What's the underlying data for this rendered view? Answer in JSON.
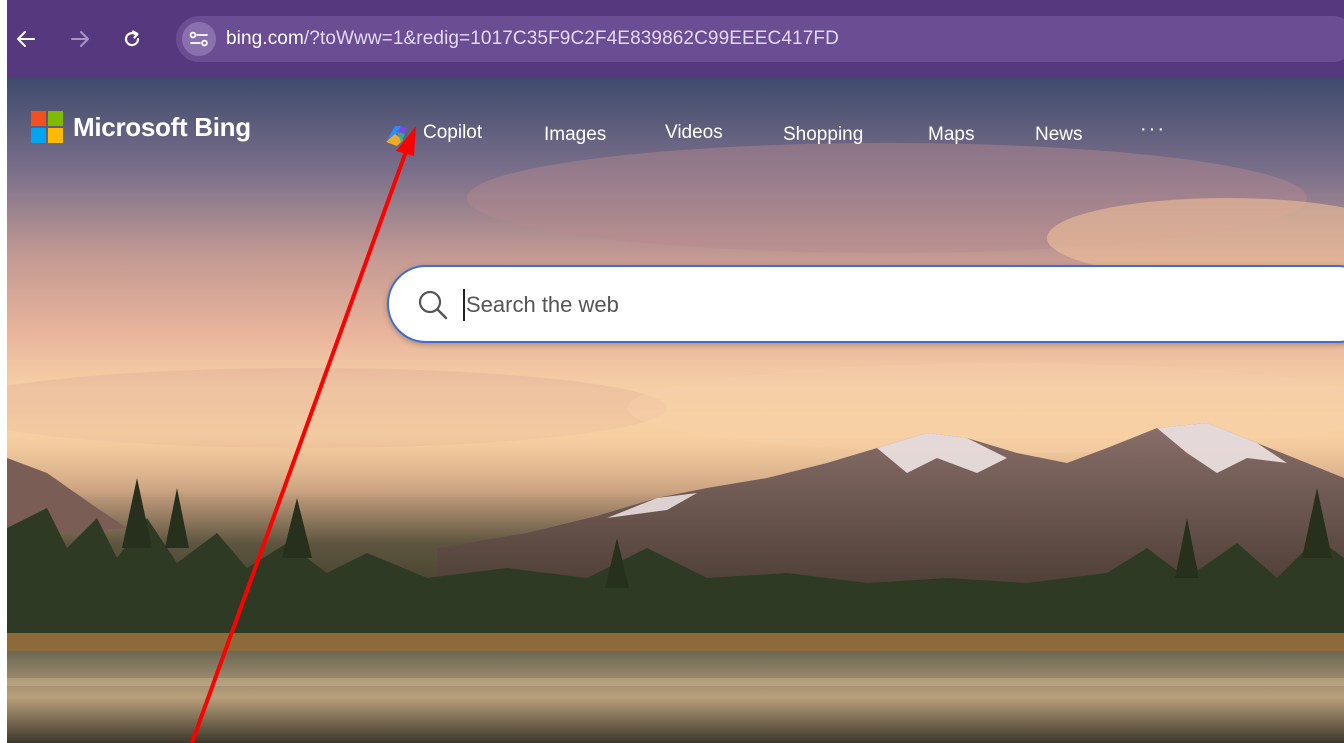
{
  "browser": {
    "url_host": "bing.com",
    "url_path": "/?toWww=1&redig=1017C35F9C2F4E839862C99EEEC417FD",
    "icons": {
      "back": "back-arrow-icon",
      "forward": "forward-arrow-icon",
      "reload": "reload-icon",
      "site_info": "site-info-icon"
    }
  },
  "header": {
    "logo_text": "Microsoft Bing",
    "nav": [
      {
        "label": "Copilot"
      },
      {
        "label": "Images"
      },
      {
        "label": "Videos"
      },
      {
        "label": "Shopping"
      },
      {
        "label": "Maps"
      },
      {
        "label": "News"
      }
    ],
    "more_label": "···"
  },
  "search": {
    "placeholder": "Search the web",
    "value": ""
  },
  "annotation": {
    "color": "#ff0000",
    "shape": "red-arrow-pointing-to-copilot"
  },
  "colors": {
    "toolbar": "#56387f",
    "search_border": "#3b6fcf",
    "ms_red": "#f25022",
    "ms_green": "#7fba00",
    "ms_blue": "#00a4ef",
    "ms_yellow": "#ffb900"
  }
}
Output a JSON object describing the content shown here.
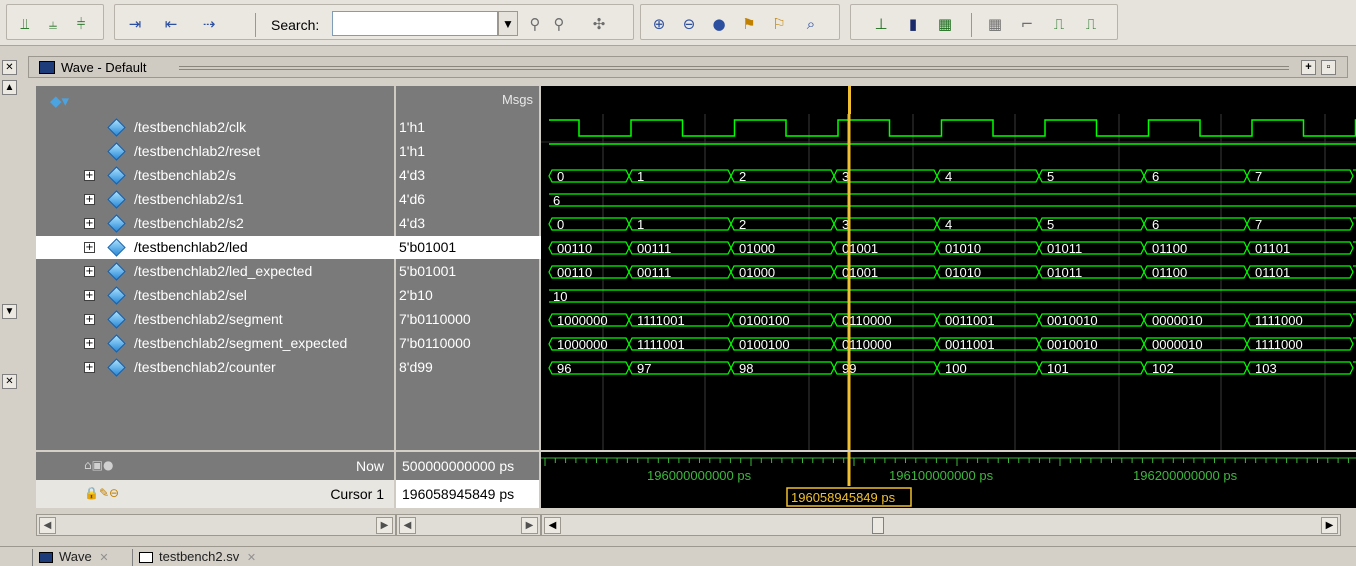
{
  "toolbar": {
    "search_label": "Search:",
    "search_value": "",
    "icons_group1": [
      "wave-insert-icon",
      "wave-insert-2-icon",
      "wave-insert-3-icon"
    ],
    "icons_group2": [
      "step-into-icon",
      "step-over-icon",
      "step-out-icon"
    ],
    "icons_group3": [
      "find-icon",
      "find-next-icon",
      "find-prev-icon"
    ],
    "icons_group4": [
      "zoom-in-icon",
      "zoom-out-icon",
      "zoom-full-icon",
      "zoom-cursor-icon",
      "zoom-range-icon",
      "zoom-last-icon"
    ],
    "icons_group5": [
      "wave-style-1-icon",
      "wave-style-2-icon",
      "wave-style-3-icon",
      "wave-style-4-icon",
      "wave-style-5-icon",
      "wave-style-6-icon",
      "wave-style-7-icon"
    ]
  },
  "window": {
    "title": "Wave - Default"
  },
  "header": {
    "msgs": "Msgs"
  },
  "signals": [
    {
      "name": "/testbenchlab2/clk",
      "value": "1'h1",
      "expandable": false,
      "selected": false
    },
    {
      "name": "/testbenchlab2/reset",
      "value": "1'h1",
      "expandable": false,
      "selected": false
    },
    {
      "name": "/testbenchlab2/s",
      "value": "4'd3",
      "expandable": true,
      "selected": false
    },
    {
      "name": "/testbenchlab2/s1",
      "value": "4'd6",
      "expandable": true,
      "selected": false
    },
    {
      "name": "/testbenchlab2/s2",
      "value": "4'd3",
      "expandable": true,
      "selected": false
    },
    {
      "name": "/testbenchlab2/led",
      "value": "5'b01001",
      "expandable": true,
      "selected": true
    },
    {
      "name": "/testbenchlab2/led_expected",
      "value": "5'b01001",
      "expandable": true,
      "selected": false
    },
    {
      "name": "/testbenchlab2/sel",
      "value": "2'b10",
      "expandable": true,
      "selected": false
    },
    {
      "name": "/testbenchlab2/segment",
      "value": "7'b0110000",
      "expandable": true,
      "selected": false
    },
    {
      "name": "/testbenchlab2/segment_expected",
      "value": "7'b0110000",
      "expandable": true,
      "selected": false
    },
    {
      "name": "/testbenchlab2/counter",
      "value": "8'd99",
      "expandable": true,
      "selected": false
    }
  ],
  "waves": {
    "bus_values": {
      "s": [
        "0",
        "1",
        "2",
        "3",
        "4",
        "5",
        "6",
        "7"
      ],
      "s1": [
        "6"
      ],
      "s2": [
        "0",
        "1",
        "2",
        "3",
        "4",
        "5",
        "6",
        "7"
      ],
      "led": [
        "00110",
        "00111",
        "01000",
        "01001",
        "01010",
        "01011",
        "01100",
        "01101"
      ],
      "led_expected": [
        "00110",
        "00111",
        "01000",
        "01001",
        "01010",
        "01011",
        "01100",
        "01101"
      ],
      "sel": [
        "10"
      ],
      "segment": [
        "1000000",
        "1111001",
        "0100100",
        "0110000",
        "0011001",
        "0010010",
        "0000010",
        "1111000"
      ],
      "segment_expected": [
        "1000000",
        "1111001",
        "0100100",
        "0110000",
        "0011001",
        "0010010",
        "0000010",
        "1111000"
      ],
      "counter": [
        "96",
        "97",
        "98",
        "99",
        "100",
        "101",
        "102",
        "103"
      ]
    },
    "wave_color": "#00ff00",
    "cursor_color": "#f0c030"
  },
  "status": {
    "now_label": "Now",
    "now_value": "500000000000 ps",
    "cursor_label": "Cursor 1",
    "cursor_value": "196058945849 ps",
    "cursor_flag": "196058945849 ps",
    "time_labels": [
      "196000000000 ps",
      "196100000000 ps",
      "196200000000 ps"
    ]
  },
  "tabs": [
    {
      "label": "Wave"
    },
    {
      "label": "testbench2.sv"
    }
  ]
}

What you will do
Where a line contains "name", copy that line.

Finished answer
      "name": "/testbenchlab2/clk",
      "name": "/testbenchlab2/reset",
      "name": "/testbenchlab2/s",
      "name": "/testbenchlab2/s1",
      "name": "/testbenchlab2/s2",
      "name": "/testbenchlab2/led",
      "name": "/testbenchlab2/led_expected",
      "name": "/testbenchlab2/sel",
      "name": "/testbenchlab2/segment",
      "name": "/testbenchlab2/segment_expected",
      "name": "/testbenchlab2/counter",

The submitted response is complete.